■ **Stated task**
Below is a set of records. Repeat all of them exactly.

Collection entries
::::::::::
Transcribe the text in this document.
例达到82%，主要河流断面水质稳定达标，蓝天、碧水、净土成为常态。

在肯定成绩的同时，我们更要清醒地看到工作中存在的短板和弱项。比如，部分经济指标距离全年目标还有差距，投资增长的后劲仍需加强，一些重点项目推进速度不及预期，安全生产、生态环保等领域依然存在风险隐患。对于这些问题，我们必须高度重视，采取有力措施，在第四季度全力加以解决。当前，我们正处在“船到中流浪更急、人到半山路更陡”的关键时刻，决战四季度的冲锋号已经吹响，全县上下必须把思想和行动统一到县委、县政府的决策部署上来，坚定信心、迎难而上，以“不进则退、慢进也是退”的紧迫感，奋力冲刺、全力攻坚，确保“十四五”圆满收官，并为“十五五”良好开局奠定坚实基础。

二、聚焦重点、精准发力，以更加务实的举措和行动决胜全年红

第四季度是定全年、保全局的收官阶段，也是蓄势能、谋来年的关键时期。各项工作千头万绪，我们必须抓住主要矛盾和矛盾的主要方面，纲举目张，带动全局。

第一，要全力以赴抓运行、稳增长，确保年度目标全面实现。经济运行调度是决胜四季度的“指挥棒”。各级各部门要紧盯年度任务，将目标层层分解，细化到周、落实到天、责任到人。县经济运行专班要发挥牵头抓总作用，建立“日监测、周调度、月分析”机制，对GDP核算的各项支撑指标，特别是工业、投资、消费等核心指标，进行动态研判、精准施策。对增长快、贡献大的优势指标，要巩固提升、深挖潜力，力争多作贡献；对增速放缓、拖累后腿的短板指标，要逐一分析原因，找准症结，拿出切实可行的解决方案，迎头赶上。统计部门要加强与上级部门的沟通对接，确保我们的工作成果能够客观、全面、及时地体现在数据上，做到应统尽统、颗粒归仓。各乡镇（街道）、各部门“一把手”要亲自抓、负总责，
::::::::::
■ **Final answer**
Transcribe the text in this document.
例达到82%，主要河流断面水质稳定达标，蓝天、碧水、净土成为常态。

在肯定成绩的同时，我们更要清醒地看到工作中存在的短板和弱项。比如，部分经济指标距离全年目标还有差距，投资增长的后劲仍需加强，一些重点项目推进速度不及预期，安全生产、生态环保等领域依然存在风险隐患。对于这些问题，我们必须高度重视，采取有力措施，在第四季度全力加以解决。当前，我们正处在“船到中流浪更急、人到半山路更陡”的关键时刻，决战四季度的冲锋号已经吹响，全县上下必须把思想和行动统一到县委、县政府的决策部署上来，坚定信心、迎难而上，以“不进则退、慢进也是退”的紧迫感，奋力冲刺、全力攻坚，确保“十四五”圆满收官，并为“十五五”良好开局奠定坚实基础。

二、聚焦重点、精准发力，以更加务实的举措和行动决胜全年红

第四季度是定全年、保全局的收官阶段，也是蓄势能、谋来年的关键时期。各项工作千头万绪，我们必须抓住主要矛盾和矛盾的主要方面，纲举目张，带动全局。

第一，要全力以赴抓运行、稳增长，确保年度目标全面实现。经济运行调度是决胜四季度的“指挥棒”。各级各部门要紧盯年度任务，将目标层层分解，细化到周、落实到天、责任到人。县经济运行专班要发挥牵头抓总作用，建立“日监测、周调度、月分析”机制，对GDP核算的各项支撑指标，特别是工业、投资、消费等核心指标，进行动态研判、精准施策。对增长快、贡献大的优势指标，要巩固提升、深挖潜力，力争多作贡献；对增速放缓、拖累后腿的短板指标，要逐一分析原因，找准症结，拿出切实可行的解决方案，迎头赶上。统计部门要加强与上级部门的沟通对接，确保我们的工作成果能够客观、全面、及时地体现在数据上，做到应统尽统、颗粒归仓。各乡镇（街道）、各部门“一把手”要亲自抓、负总责，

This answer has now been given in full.